Catalyst and Material Development for Warm Cleanup of Biomass or Coal-Derived Syngas: Tar, Methane, Inorganic Contaminant Species, and CO2 Removal
EMSL Project ID
46194
Abstract
Syngas from biomass or coal has many applications in the area of catalytic fuels and chemicals synthesis, as well as hydrogen production for petroleum refineries, ammonia synthesis and for fuel cell applications [1]. In all cases, the gasifier-derived syngas must be treated to remove a number of impurities which would otherwise poison the processing catalysts [2]. Inorganic impurities include alkali salts, chloride, sulfur compounds, heavy metals, ammonia, and various P, As, Sb, and Se-containing compounds. Many of these must be removed to part per billion levels due to their strong interaction with water-gas-shift and synthesis catalysts. Product gas from a biomass gasifier also contains small quantities of hydrocarbon gases such as ethane, organic liquids broadly classified as tars, and inorganic impurities such as H2S, HCl, NH3, and alkali metals. These tars (e.g., aromatic hydrocarbons) are notorious for condensing and subsequently polymerizing on downstream equipment such as compressor and gas turbine surfaces if the gas is cooled sufficiently. Tars also potentially contribute to significant carbon deposition on catalyst surfaces for processes involved in adjusting the raw gas composition to a synthesis gas suitable for synthesis of higher alcohols or other products.

## [Supplied material]
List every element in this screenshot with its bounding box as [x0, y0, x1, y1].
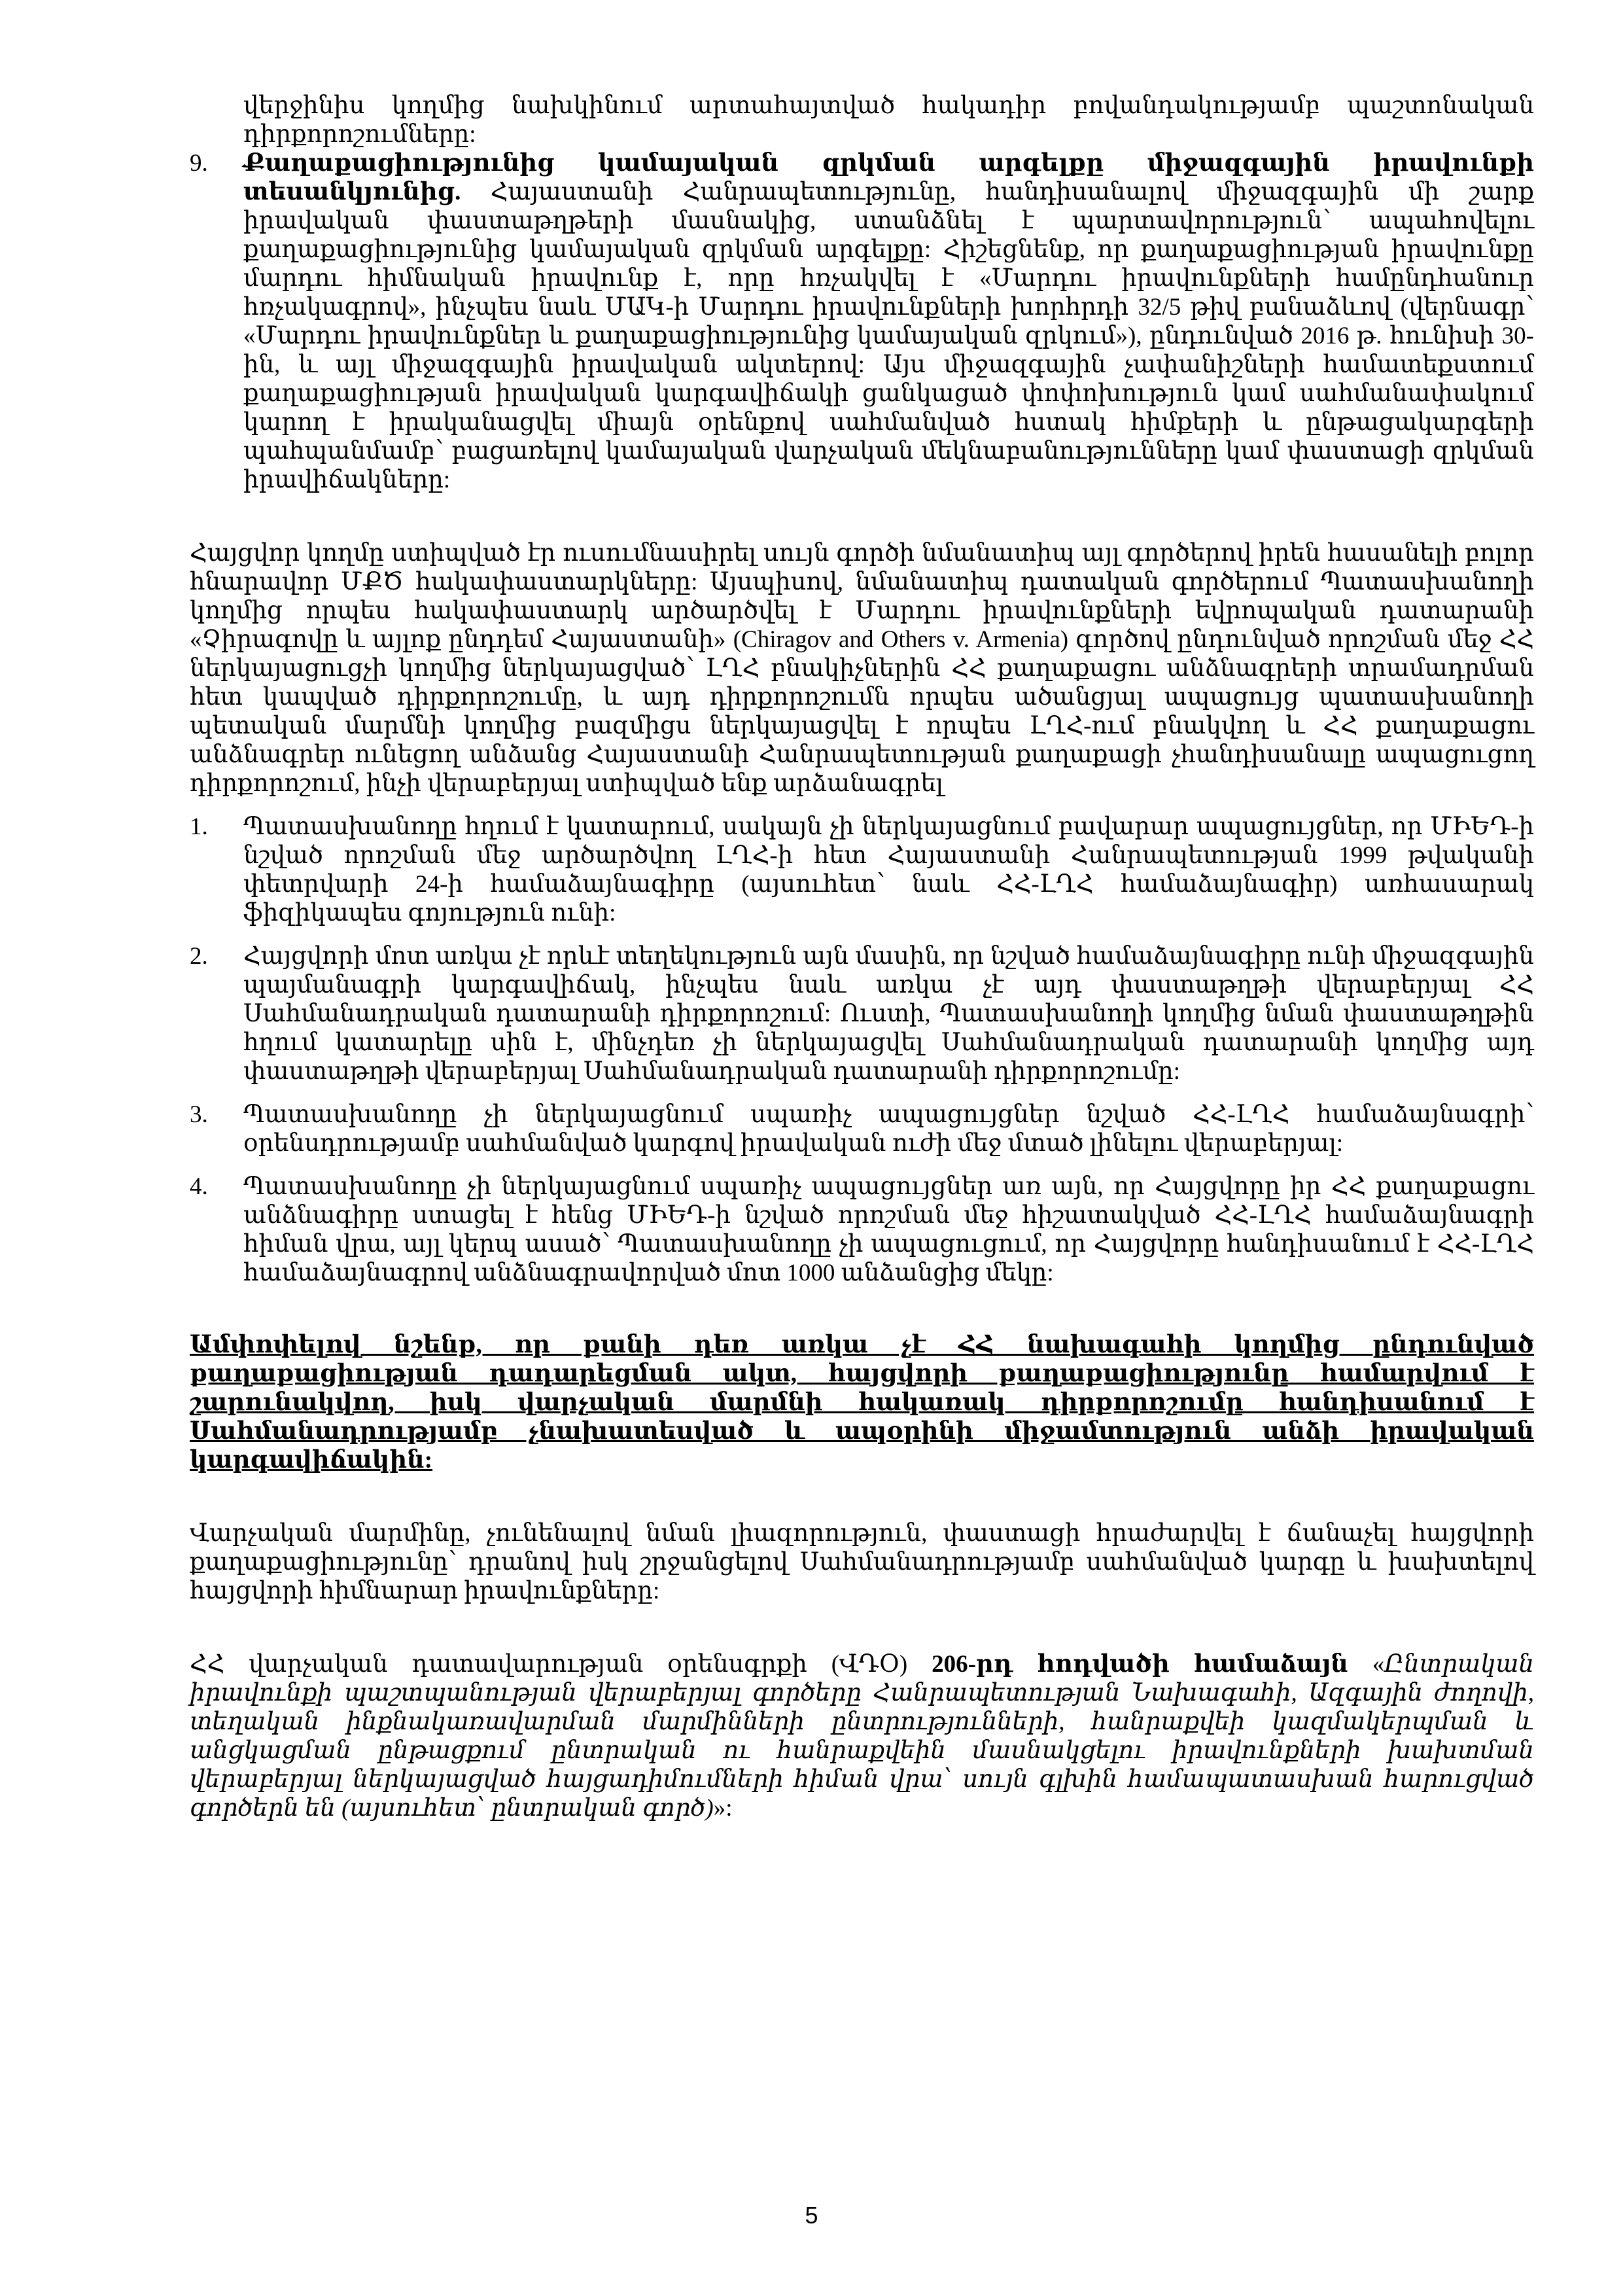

## [Instructions to follow]
Continue the abstract on warm cleanup of biomass- and coal-derived syngas, starting right after its final sentence about tars and carbon deposition on catalyst surfaces.

## [Answer]
Although technical approaches currently exist for removal of the contaminant species, they are rather costly, employing solvents at ambient or lower temperature. The efficiency of hydrogen production would also be significantly improved if all the contaminants could be removed at temperatures higher than that employed in the low temperature water-gas-shift reaction (greater than 200oC). Additionally, after water-gas-shift, the hydrogen product contains a significant amount of CO2, which also needs to be removed. Conventionally, CO2 removal from H2 stream also requires low temperature solvent-based operation, or low-temperature pressure-swing absorption operations. The proposed absorption-enhanced reforming (AER) hydrogen production process, which combines hydrocarbon reforming, high temperature and low temperature water gas shift, and CO2 removal into one single unit, can significantly simplify current multi-step hydrogen production technologies [3,4]. Accordingly, by using a water-gas-shift catalyst mixed with a CO2 absorbent, it is also possible to produce high purity hydrogen directly from clean warm coal or biomass syngas. The high concentration CO2 stream removed from the syngas can be long-term stored or sequestered, which can mitigate the environmental problem of global warming.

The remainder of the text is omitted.